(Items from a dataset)
+-------+

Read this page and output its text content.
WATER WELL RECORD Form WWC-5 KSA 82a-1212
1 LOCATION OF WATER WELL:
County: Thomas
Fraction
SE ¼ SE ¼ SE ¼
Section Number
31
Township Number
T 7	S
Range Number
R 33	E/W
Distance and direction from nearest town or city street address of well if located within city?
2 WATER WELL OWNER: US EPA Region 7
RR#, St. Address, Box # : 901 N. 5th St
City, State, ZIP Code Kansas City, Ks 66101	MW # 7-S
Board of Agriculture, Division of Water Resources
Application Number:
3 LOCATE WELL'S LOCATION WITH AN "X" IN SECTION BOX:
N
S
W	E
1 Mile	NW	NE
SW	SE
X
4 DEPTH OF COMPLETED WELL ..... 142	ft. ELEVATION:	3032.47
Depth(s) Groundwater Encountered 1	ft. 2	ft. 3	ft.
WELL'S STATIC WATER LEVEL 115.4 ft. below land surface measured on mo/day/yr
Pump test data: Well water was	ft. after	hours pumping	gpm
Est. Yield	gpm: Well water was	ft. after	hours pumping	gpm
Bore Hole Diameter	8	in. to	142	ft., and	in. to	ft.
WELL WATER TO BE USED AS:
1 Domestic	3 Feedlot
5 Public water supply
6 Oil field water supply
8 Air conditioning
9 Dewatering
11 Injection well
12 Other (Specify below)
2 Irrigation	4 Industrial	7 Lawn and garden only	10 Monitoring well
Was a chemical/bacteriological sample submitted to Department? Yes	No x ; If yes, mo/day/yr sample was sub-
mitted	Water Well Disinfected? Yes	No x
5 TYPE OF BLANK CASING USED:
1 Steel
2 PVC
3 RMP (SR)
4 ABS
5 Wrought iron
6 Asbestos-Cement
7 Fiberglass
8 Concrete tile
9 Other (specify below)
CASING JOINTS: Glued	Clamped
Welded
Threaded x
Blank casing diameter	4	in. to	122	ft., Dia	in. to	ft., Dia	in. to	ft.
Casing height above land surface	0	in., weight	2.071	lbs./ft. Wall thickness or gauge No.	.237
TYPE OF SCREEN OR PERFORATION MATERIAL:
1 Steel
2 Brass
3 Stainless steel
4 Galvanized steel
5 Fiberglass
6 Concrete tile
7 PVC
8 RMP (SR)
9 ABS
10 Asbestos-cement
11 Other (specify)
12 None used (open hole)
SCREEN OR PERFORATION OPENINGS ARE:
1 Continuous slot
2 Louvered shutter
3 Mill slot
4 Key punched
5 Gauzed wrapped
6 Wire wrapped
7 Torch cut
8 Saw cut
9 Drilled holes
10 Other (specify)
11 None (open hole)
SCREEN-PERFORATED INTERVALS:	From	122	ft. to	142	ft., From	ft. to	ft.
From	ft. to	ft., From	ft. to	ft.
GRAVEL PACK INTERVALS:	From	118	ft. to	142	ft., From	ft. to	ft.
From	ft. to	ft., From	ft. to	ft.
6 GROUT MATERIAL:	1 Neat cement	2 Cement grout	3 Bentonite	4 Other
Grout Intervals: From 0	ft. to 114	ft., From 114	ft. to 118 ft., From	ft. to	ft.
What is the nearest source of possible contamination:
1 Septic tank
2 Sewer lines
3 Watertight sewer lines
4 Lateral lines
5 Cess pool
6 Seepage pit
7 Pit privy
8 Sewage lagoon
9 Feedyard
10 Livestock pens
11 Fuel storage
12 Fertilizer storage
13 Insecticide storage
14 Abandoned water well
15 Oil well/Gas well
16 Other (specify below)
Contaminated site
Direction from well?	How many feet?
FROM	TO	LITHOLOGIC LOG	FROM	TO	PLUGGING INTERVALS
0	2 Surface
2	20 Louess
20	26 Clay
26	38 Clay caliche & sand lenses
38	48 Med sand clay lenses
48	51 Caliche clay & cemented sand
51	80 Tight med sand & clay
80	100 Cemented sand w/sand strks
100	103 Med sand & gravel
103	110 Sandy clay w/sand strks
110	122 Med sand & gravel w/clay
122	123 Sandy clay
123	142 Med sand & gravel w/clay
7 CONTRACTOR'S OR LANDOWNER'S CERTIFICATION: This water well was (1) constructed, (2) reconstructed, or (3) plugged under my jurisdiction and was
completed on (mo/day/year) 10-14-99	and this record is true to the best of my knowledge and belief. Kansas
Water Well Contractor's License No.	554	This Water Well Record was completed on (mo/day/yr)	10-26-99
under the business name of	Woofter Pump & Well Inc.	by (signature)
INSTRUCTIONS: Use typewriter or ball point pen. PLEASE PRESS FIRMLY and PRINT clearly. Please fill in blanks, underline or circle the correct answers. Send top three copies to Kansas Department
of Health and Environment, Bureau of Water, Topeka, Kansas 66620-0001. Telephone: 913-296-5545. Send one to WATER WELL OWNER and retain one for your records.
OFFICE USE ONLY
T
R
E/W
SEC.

+-------+

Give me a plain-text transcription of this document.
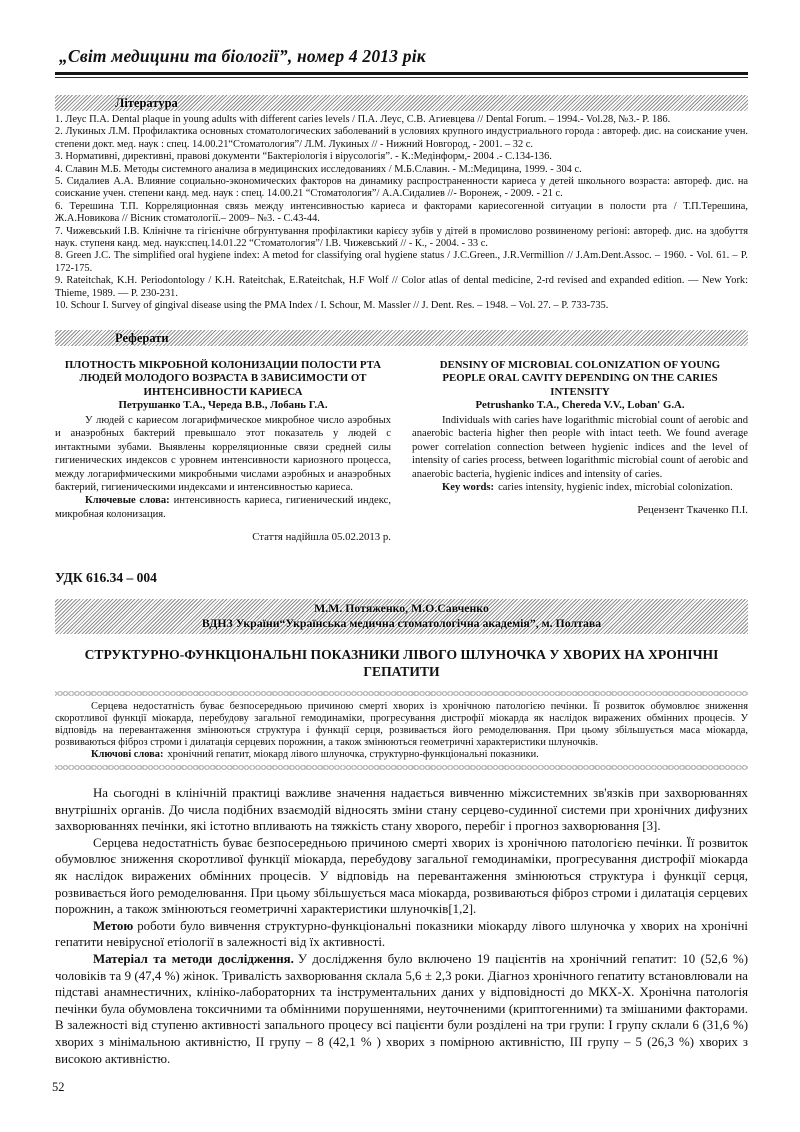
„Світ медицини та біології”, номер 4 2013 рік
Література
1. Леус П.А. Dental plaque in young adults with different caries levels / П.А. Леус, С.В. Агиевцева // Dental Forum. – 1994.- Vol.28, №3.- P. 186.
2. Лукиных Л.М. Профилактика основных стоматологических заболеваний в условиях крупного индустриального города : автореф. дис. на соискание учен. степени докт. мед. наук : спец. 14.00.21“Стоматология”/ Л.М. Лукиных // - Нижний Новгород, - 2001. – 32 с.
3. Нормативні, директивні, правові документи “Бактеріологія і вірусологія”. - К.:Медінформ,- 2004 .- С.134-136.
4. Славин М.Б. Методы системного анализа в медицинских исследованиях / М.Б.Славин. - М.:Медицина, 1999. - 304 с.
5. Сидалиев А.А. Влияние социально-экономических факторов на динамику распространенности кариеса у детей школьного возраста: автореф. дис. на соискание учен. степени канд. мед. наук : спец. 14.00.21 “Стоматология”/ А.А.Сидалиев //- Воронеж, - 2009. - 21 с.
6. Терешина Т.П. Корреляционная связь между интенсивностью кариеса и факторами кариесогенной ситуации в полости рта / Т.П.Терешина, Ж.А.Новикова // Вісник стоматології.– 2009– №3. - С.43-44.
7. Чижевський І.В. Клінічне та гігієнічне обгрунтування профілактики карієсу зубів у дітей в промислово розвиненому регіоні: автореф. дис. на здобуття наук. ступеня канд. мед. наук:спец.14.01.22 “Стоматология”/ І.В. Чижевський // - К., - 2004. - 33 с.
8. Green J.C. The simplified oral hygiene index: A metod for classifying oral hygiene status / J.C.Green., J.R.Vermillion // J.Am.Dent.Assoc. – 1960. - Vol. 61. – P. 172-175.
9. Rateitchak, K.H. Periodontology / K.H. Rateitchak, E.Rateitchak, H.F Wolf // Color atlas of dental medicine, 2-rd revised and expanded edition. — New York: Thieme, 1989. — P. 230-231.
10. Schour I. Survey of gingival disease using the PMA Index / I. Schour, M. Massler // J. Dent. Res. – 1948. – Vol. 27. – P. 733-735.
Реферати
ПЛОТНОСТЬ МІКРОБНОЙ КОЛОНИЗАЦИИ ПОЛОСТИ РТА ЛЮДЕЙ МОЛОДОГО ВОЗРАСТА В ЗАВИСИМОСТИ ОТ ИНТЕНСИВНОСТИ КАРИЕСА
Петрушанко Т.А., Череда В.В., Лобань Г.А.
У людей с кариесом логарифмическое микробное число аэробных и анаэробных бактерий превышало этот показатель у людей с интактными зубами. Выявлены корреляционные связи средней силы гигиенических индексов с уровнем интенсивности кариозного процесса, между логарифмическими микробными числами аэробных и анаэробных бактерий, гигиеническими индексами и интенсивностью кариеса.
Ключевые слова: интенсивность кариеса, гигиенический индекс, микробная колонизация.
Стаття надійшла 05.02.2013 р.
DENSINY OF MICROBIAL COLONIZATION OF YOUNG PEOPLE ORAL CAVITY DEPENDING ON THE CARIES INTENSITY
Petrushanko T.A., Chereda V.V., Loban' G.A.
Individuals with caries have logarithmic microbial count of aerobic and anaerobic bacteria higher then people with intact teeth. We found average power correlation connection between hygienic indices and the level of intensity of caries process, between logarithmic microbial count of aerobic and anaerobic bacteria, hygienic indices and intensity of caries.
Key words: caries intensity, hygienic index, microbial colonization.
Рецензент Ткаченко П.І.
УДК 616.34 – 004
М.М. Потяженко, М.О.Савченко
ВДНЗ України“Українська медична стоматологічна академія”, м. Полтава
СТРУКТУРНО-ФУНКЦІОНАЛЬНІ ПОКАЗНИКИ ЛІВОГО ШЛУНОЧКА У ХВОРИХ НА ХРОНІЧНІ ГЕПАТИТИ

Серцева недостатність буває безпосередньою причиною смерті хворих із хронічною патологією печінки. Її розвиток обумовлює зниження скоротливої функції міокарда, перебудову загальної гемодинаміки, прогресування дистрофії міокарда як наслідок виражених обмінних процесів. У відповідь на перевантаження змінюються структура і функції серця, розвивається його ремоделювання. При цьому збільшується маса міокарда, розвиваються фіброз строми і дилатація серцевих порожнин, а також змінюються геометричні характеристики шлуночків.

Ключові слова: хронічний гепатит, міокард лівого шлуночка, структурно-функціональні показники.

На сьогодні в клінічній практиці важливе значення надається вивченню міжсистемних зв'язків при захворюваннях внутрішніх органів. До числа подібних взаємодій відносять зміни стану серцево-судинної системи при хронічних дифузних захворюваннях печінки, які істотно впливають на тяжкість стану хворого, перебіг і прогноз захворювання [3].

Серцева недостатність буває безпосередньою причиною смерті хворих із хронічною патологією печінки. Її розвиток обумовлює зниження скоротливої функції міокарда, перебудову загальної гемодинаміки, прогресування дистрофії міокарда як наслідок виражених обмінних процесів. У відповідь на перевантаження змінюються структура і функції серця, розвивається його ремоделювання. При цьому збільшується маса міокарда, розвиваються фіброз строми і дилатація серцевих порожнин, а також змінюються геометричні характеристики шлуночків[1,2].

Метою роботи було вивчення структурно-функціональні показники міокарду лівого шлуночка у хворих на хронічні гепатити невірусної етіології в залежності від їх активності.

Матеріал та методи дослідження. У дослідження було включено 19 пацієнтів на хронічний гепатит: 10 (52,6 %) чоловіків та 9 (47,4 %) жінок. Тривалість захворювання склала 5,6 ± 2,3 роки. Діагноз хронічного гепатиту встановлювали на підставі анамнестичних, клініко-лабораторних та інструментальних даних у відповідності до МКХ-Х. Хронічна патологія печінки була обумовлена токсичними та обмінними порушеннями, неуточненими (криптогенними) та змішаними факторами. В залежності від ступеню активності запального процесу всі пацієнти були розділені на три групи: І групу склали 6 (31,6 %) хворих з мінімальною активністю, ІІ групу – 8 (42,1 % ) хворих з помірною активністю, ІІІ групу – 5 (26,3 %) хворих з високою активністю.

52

+-------+

— THE PROBLEM —
Line count for "Sandy": report how many lines in the data above include it, with no other words.

— RESPONSE FOR THIS EXERCISE —
2